## BEGIN SELECTED EXCERPT

However, there is a crucial difference in a human child’s conception of mathematics
versus that of a non-human primate. By the time the human child has grasped the first three
integers, and possibly also the fourth, s/he realizes that each number has a successor. For a
chimpanzee, by contrast, even after years of training, there is no evidence that the chimp
understands the open-ended nature of the series of integers. Mathematical progress, beyond the
degree of knowledge innately shared by all primates, exhibits unbounded productivity and hence
requires the ability to apply recursive operations (Hauser et al., 2002).
There is also controlled empirical evidence suggesting that humans have recursive
abilities lacked by other primates. This may mean that humans are capable of types of recursion
alien to the minds of non-human primates, or it may simply mean that the human can apply
certain sophisticated types of recursion to a wider range of cognitive domains than can other
primates even though the other primates may be able to apply these same forms of recursion to
some more narrow range of domains. In either case, the evidence suggests a uniquely human
capacity. This capacity may tell us something about the nature of moral progress and support
absolutism. But before continuing the discussion of moral cognition, we need to say a bit about
different forms of recursion and the nature of language.

## END SELECTED EXCERPT

STATED TASK 1 - In the passage on recursion in human and primate thinking, what does a human child realize once the first three integers are grasped?
STATED TASK 2 - Repeat word for word the stretch of the passage on recursion in human and primate thinking from "However, there is" through "et al., 2002).".

## BEGIN RECORDS PROVIDED

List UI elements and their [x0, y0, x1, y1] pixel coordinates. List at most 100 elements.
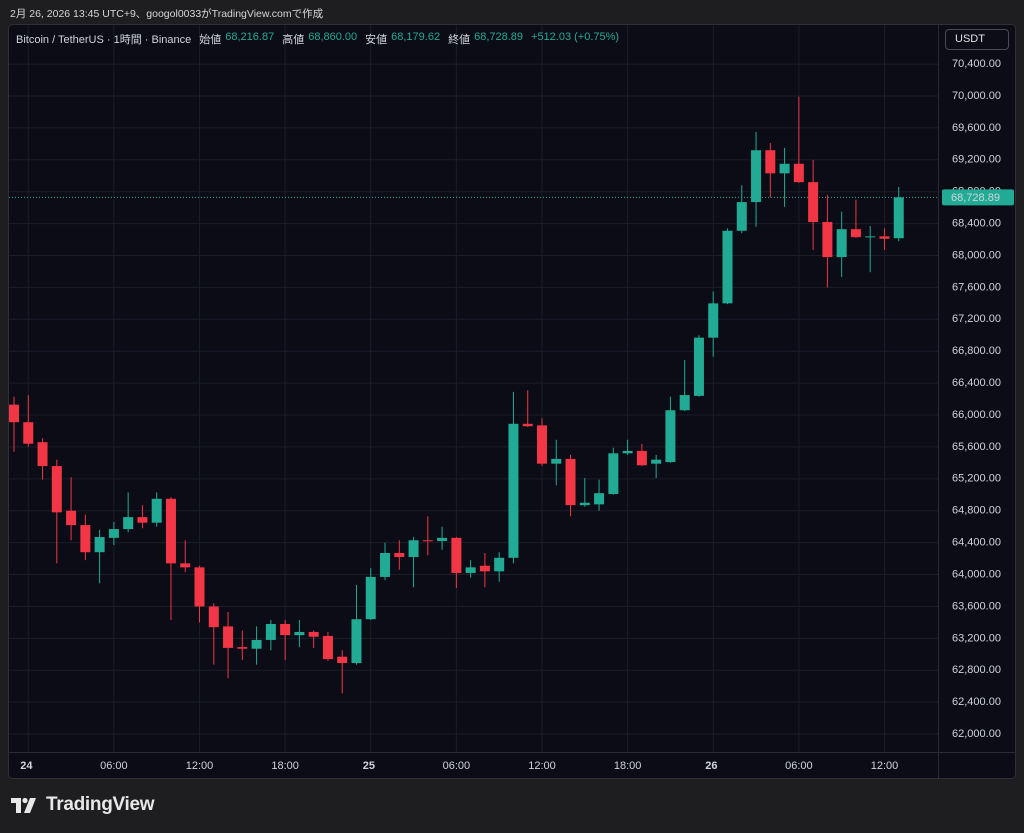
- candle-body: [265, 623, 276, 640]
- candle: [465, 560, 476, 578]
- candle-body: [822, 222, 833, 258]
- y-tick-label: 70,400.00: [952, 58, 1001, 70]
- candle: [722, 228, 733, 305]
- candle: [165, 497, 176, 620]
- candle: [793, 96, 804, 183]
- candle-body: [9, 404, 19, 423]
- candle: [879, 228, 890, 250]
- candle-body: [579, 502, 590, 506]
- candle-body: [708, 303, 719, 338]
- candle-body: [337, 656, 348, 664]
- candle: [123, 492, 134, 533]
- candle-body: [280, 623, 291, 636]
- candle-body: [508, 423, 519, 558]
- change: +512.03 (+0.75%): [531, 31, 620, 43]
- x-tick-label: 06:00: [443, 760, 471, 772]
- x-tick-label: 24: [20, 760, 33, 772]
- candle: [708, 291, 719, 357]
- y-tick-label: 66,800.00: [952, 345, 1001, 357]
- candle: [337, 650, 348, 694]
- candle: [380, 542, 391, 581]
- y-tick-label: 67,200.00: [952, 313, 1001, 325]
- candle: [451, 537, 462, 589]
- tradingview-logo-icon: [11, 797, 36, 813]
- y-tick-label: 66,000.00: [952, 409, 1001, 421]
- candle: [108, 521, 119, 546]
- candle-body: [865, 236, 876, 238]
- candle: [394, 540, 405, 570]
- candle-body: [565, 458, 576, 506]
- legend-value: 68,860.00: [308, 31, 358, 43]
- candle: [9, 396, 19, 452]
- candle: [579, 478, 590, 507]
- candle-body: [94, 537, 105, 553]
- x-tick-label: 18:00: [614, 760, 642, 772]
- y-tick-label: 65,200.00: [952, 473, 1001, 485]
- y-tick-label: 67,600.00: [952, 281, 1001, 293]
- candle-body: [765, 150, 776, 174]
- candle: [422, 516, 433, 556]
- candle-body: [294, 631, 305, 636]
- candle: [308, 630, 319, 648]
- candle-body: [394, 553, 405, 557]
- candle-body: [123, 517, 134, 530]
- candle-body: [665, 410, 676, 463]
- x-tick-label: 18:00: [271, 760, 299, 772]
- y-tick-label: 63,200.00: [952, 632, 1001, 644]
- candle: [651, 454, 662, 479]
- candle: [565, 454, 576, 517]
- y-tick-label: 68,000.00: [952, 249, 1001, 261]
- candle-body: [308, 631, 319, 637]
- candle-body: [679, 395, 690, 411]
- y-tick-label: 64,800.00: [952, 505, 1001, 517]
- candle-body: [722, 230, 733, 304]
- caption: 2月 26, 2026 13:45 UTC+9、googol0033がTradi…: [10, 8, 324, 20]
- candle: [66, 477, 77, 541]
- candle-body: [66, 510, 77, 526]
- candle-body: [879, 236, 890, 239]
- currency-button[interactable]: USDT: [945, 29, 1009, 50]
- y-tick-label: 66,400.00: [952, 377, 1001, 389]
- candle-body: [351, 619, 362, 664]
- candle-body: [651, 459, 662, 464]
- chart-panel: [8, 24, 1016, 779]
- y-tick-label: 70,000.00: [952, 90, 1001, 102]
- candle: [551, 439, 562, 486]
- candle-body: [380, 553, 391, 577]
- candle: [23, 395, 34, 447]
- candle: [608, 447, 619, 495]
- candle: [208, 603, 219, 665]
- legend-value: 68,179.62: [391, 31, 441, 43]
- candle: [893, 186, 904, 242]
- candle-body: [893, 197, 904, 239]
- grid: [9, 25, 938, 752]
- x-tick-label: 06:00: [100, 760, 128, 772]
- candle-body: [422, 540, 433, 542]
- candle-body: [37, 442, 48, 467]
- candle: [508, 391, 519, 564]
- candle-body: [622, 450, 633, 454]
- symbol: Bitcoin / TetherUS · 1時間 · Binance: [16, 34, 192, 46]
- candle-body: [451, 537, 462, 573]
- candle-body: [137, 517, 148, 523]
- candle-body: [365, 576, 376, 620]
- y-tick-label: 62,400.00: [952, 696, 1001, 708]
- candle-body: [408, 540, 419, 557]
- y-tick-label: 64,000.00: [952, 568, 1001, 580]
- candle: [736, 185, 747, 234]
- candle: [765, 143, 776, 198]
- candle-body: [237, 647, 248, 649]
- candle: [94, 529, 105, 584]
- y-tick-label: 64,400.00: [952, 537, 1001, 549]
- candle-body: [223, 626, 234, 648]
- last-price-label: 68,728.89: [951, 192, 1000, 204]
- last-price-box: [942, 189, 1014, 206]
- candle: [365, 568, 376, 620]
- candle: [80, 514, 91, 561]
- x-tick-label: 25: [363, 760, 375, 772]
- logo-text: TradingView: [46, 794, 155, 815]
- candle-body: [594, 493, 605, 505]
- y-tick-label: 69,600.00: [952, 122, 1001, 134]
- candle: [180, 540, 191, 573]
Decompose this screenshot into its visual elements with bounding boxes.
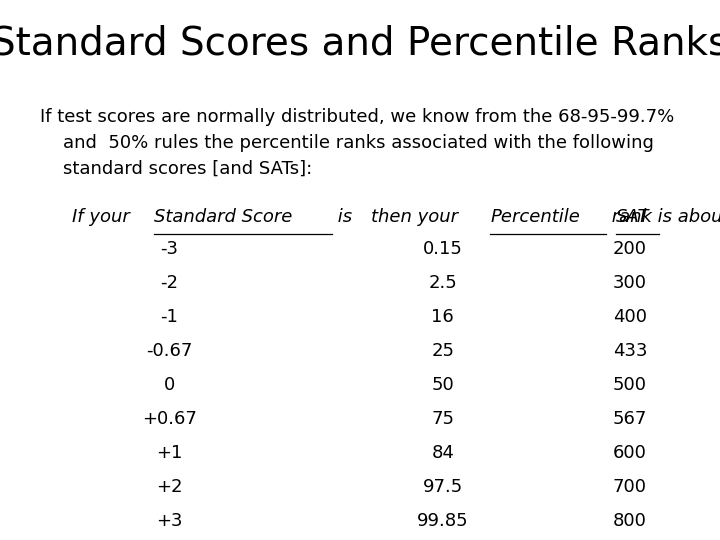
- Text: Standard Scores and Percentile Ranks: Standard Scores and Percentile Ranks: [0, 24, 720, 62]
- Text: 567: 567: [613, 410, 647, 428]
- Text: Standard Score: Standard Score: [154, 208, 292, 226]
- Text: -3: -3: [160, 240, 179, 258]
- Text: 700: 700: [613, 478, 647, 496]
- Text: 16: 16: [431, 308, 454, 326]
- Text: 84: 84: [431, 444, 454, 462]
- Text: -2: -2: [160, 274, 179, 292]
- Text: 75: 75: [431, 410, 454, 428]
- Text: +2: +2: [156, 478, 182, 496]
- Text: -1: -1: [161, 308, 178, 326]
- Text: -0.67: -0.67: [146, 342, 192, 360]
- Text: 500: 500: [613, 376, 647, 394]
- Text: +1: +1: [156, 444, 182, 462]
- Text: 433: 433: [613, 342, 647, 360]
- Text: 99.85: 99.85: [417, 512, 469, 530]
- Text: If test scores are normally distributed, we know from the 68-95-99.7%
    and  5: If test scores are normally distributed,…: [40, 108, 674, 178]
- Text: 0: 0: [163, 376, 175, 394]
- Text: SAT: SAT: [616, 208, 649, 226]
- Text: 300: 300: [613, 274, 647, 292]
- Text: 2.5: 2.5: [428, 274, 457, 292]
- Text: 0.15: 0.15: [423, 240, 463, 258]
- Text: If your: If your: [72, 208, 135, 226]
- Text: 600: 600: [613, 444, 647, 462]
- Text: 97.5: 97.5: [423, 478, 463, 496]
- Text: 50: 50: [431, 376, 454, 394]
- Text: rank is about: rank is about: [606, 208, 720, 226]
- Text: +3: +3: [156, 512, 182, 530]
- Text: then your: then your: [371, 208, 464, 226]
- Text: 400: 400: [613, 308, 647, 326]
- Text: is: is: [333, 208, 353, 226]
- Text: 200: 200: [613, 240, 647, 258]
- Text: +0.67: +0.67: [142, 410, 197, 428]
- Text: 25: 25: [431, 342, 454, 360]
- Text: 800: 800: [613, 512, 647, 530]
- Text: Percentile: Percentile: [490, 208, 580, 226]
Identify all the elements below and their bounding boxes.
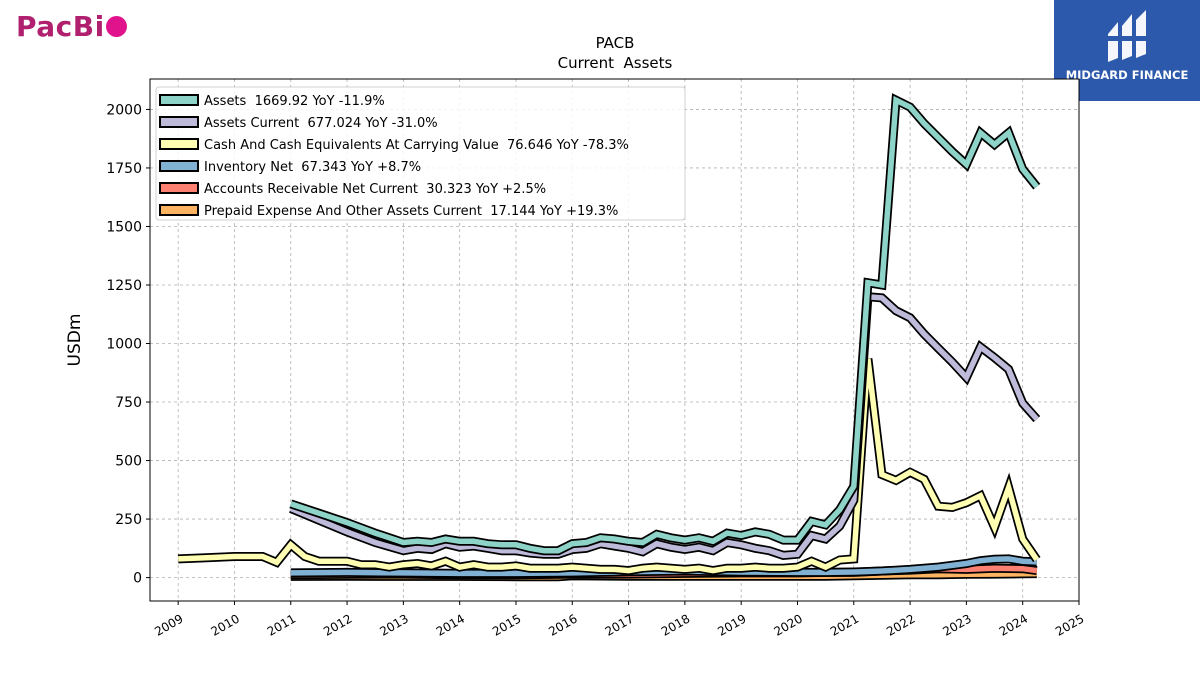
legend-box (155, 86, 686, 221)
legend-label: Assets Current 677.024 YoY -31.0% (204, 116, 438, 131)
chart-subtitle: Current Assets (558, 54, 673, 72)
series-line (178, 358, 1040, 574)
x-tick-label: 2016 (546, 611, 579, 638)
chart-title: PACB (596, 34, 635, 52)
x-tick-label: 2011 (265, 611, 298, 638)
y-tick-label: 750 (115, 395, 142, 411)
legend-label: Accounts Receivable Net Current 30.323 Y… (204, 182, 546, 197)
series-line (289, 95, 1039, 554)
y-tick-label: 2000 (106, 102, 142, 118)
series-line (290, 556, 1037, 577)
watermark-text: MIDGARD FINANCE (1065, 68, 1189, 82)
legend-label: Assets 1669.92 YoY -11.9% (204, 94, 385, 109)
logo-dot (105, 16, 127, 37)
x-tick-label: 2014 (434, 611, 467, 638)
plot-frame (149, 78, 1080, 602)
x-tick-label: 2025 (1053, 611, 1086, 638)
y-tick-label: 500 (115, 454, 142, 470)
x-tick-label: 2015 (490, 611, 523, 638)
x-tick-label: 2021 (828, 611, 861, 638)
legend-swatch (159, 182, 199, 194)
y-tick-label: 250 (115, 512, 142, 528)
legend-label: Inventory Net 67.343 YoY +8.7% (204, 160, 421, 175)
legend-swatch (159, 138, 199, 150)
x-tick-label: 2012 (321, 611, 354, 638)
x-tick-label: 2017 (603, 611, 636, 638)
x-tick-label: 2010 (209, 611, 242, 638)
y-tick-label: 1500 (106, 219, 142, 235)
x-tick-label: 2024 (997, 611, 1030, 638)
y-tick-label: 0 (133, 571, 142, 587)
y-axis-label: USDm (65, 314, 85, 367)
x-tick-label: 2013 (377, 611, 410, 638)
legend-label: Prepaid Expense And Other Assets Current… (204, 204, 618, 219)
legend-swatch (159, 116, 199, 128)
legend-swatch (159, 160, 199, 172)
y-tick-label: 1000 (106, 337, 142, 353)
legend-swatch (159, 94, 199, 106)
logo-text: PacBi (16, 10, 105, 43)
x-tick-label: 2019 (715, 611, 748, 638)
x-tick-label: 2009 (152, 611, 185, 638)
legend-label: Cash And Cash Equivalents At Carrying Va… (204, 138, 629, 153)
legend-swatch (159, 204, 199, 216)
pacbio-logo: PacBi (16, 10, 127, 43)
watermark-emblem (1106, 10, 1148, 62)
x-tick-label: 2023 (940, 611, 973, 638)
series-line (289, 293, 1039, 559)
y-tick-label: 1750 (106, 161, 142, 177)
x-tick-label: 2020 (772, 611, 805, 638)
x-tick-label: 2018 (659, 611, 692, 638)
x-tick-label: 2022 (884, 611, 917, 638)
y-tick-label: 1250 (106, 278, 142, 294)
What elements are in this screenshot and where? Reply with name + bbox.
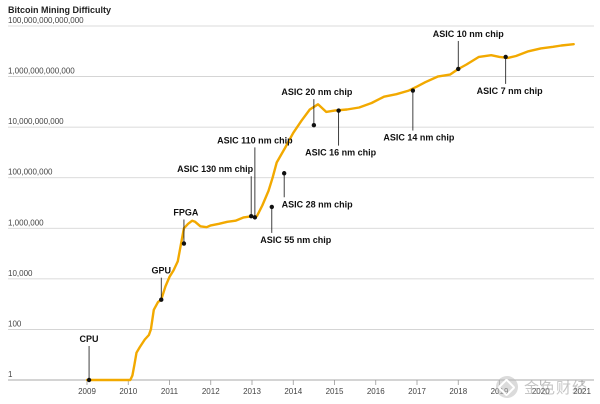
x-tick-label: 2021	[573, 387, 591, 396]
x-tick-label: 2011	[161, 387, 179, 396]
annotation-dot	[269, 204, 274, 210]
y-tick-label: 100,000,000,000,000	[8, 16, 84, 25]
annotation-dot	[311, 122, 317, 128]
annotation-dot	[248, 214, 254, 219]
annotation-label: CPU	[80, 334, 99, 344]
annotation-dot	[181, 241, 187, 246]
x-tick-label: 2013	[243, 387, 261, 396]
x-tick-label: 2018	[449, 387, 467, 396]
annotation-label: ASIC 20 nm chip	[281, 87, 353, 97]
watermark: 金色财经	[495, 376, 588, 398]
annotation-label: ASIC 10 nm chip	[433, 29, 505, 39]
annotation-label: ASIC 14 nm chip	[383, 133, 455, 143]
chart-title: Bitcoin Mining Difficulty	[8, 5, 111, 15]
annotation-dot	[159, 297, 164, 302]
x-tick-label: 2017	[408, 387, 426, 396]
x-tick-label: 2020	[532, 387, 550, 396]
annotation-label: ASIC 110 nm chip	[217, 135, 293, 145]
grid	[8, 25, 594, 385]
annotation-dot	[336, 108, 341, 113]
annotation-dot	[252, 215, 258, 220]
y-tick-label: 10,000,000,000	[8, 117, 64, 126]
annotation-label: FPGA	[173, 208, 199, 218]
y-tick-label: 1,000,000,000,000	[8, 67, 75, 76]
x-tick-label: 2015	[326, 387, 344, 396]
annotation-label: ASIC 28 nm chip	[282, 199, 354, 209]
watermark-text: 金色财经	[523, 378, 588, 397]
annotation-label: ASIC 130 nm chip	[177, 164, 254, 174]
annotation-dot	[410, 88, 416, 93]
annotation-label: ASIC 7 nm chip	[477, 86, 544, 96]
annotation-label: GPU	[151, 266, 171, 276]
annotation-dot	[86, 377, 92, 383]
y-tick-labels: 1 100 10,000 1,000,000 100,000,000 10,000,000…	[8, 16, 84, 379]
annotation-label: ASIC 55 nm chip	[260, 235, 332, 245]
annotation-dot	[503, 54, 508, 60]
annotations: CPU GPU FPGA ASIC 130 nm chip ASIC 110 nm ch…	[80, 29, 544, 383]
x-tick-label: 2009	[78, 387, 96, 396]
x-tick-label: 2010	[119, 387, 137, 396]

## END RECORDS PROVIDED

COMPLETE OUTPUT 1 - The child realizes that each number has a successor.

COMPLETE OUTPUT 2 -
However, there is a crucial difference in a human child’s conception of mathematics
versus that of a non-human primate. By the time the human child has grasped the first three
integers, and possibly also the fourth, s/he realizes that each number has a successor. For a
chimpanzee, by contrast, even after years of training, there is no evidence that the chimp
understands the open-ended nature of the series of integers. Mathematical progress, beyond the
degree of knowledge innately shared by all primates, exhibits unbounded productivity and hence
requires the ability to apply recursive operations (Hauser et al., 2002).